* Begin MATERIAL FOR THIS TASK *

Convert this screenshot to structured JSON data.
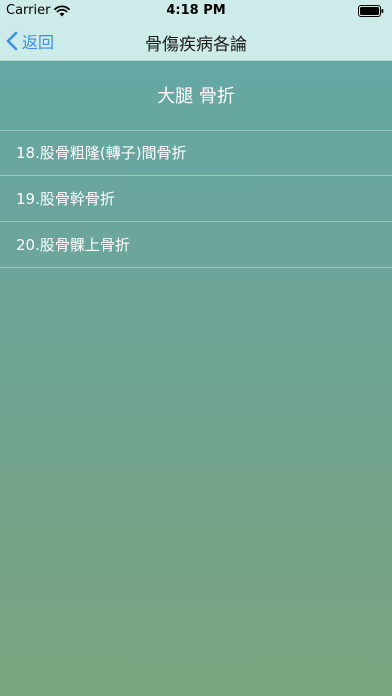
{
  "status_bar": {
    "carrier": "Carrier",
    "time": "4:18 PM"
  },
  "nav": {
    "back_label": "返回",
    "title": "骨傷疾病各論"
  },
  "section": {
    "title": "大腿 骨折"
  },
  "items": [
    {
      "label": "18.股骨粗隆(轉子)間骨折"
    },
    {
      "label": "19.股骨幹骨折"
    },
    {
      "label": "20.股骨髁上骨折"
    }
  ],
  "colors": {
    "bar_background": "#cdece9",
    "back_tint": "#3a8ff0",
    "gradient_top": "#62a9a7",
    "gradient_bottom": "#7aa57f",
    "text": "#ffffff"
  }
}
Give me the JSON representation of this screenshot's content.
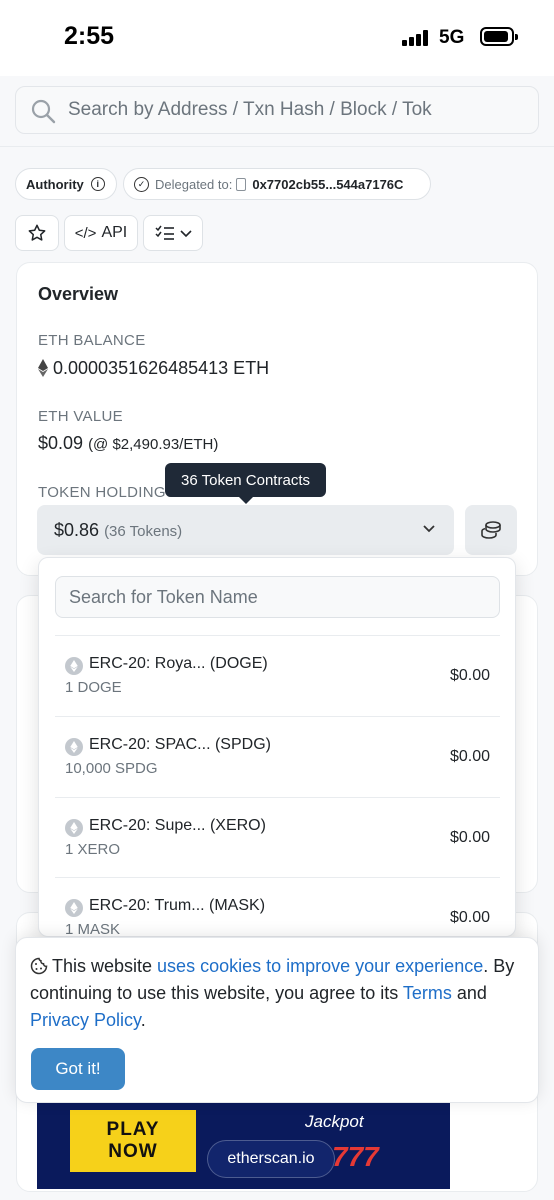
{
  "status_bar": {
    "time": "2:55",
    "network": "5G"
  },
  "search": {
    "placeholder": "Search by Address / Txn Hash / Block / Tok"
  },
  "address_tags": {
    "authority_label": "Authority",
    "delegated_label": "Delegated to:",
    "delegated_address": "0x7702cb55...544a7176C"
  },
  "actions": {
    "api_label": "API"
  },
  "overview": {
    "title": "Overview",
    "eth_balance_label": "ETH BALANCE",
    "eth_balance_value": "0.0000351626485413 ETH",
    "eth_value_label": "ETH VALUE",
    "eth_value_amount": "$0.09",
    "eth_value_rate": "(@ $2,490.93/ETH)",
    "token_holdings_label": "TOKEN HOLDINGS",
    "token_holdings_tooltip": "36 Token Contracts",
    "token_holdings_value": "$0.86",
    "token_holdings_count": "(36 Tokens)"
  },
  "token_dropdown": {
    "search_placeholder": "Search for Token Name",
    "tokens": [
      {
        "name": "ERC-20: Roya... (DOGE)",
        "amount": "1 DOGE",
        "value": "$0.00"
      },
      {
        "name": "ERC-20: SPAC... (SPDG)",
        "amount": "10,000 SPDG",
        "value": "$0.00"
      },
      {
        "name": "ERC-20: Supe... (XERO)",
        "amount": "1 XERO",
        "value": "$0.00"
      },
      {
        "name": "ERC-20: Trum... (MASK)",
        "amount": "1 MASK",
        "value": "$0.00"
      }
    ]
  },
  "cookie_banner": {
    "text_1": "This website ",
    "link_1": "uses cookies to improve your experience",
    "text_2": ". By continuing to use this website, you agree to its ",
    "link_2": "Terms",
    "text_3": " and ",
    "link_3": "Privacy Policy",
    "text_4": ".",
    "button": "Got it!"
  },
  "ad": {
    "cta_line1": "PLAY",
    "cta_line2": "NOW",
    "jackpot": "Jackpot",
    "brand": "etherscan.io",
    "sevens": "777"
  },
  "colors": {
    "link": "#1e6ec8",
    "primary_button": "#3d87c6",
    "tooltip_bg": "#1f2937"
  }
}
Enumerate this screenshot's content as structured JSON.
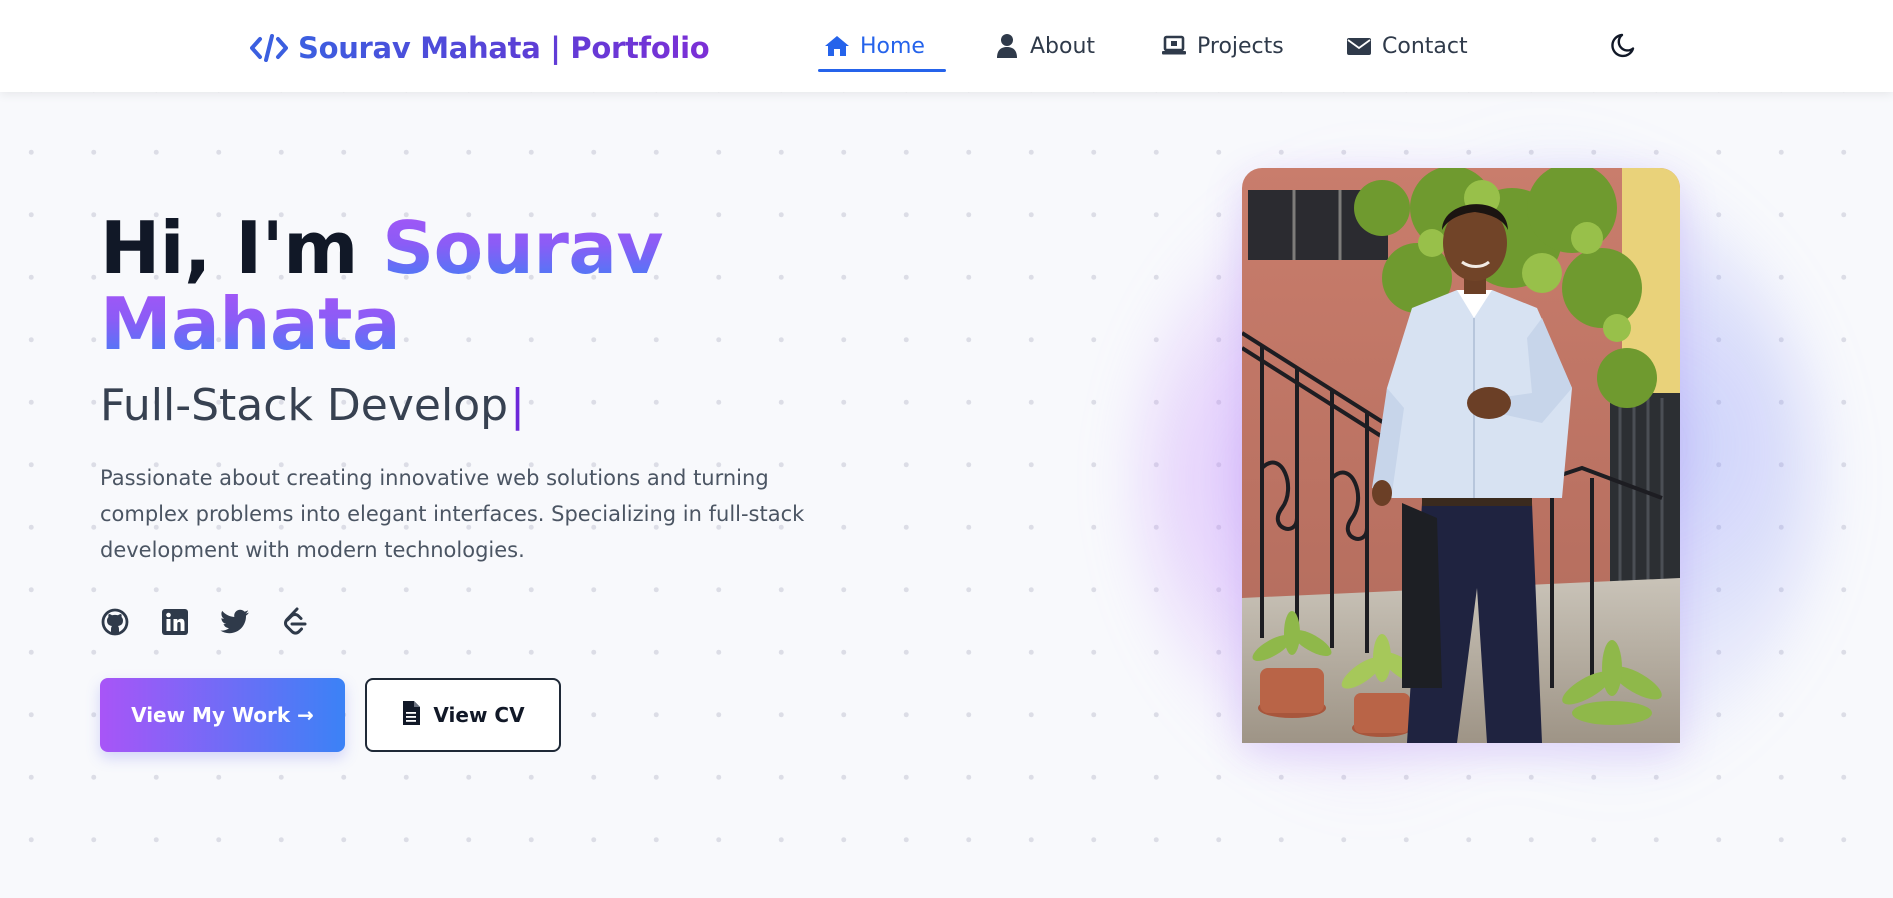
{
  "nav": {
    "brand": "Sourav Mahata | Portfolio",
    "links": [
      {
        "label": "Home",
        "icon": "home-icon",
        "active": true
      },
      {
        "label": "About",
        "icon": "user-icon",
        "active": false
      },
      {
        "label": "Projects",
        "icon": "laptop-icon",
        "active": false
      },
      {
        "label": "Contact",
        "icon": "envelope-icon",
        "active": false
      }
    ],
    "theme_icon": "moon-icon"
  },
  "hero": {
    "greeting": "Hi, I'm ",
    "name_first": "Sourav",
    "name_last": "Mahata",
    "role": "Full-Stack Develop",
    "cursor": "|",
    "description": "Passionate about creating innovative web solutions and turning complex problems into elegant interfaces. Specializing in full-stack development with modern technologies.",
    "socials": [
      "github-icon",
      "linkedin-icon",
      "twitter-icon",
      "leetcode-icon"
    ],
    "primary_button": "View My Work →",
    "secondary_button": "View CV",
    "secondary_icon": "document-icon"
  },
  "colors": {
    "accent_blue": "#2563eb",
    "gradient_purple": "#a855f7",
    "gradient_blue": "#3b82f6",
    "background": "#f8f9fc"
  }
}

* End MATERIAL FOR THIS TASK *

# AIM OF THE EXERCISE:
Except for the pictures, copy every line of the records above exactly.

# WRITTEN ANSWER:
Convert this screenshot to structured JSON data.
{
  "status_bar": {
    "carrier": "Carrier",
    "time": "4:18 PM"
  },
  "nav": {
    "back_label": "返回",
    "title": "骨傷疾病各論"
  },
  "section": {
    "title": "大腿 骨折"
  },
  "items": [
    {
      "label": "18.股骨粗隆(轉子)間骨折"
    },
    {
      "label": "19.股骨幹骨折"
    },
    {
      "label": "20.股骨髁上骨折"
    }
  ],
  "colors": {
    "bar_background": "#cdece9",
    "back_tint": "#3a8ff0",
    "gradient_top": "#62a9a7",
    "gradient_bottom": "#7aa57f",
    "text": "#ffffff"
  }
}
Give me the JSON representation of this screenshot's content.
{
  "status_bar": {
    "time": "2:55",
    "network": "5G"
  },
  "search": {
    "placeholder": "Search by Address / Txn Hash / Block / Tok"
  },
  "address_tags": {
    "authority_label": "Authority",
    "delegated_label": "Delegated to:",
    "delegated_address": "0x7702cb55...544a7176C"
  },
  "actions": {
    "api_label": "API"
  },
  "overview": {
    "title": "Overview",
    "eth_balance_label": "ETH BALANCE",
    "eth_balance_value": "0.0000351626485413 ETH",
    "eth_value_label": "ETH VALUE",
    "eth_value_amount": "$0.09",
    "eth_value_rate": "(@ $2,490.93/ETH)",
    "token_holdings_label": "TOKEN HOLDINGS",
    "token_holdings_tooltip": "36 Token Contracts",
    "token_holdings_value": "$0.86",
    "token_holdings_count": "(36 Tokens)"
  },
  "token_dropdown": {
    "search_placeholder": "Search for Token Name",
    "tokens": [
      {
        "name": "ERC-20: Roya... (DOGE)",
        "amount": "1 DOGE",
        "value": "$0.00"
      },
      {
        "name": "ERC-20: SPAC... (SPDG)",
        "amount": "10,000 SPDG",
        "value": "$0.00"
      },
      {
        "name": "ERC-20: Supe... (XERO)",
        "amount": "1 XERO",
        "value": "$0.00"
      },
      {
        "name": "ERC-20: Trum... (MASK)",
        "amount": "1 MASK",
        "value": "$0.00"
      }
    ]
  },
  "cookie_banner": {
    "text_1": "This website ",
    "link_1": "uses cookies to improve your experience",
    "text_2": ". By continuing to use this website, you agree to its ",
    "link_2": "Terms",
    "text_3": " and ",
    "link_3": "Privacy Policy",
    "text_4": ".",
    "button": "Got it!"
  },
  "ad": {
    "cta_line1": "PLAY",
    "cta_line2": "NOW",
    "jackpot": "Jackpot",
    "brand": "etherscan.io",
    "sevens": "777"
  },
  "colors": {
    "link": "#1e6ec8",
    "primary_button": "#3d87c6",
    "tooltip_bg": "#1f2937"
  }
}
Enumerate this screenshot's content as structured JSON.
{
  "nav": {
    "brand": "Sourav Mahata | Portfolio",
    "links": [
      {
        "label": "Home",
        "icon": "home-icon",
        "active": true
      },
      {
        "label": "About",
        "icon": "user-icon",
        "active": false
      },
      {
        "label": "Projects",
        "icon": "laptop-icon",
        "active": false
      },
      {
        "label": "Contact",
        "icon": "envelope-icon",
        "active": false
      }
    ],
    "theme_icon": "moon-icon"
  },
  "hero": {
    "greeting": "Hi, I'm ",
    "name_first": "Sourav",
    "name_last": "Mahata",
    "role": "Full-Stack Develop",
    "cursor": "|",
    "description": "Passionate about creating innovative web solutions and turning complex problems into elegant interfaces. Specializing in full-stack development with modern technologies.",
    "socials": [
      "github-icon",
      "linkedin-icon",
      "twitter-icon",
      "leetcode-icon"
    ],
    "primary_button": "View My Work →",
    "secondary_button": "View CV",
    "secondary_icon": "document-icon"
  },
  "colors": {
    "accent_blue": "#2563eb",
    "gradient_purple": "#a855f7",
    "gradient_blue": "#3b82f6",
    "background": "#f8f9fc"
  }
}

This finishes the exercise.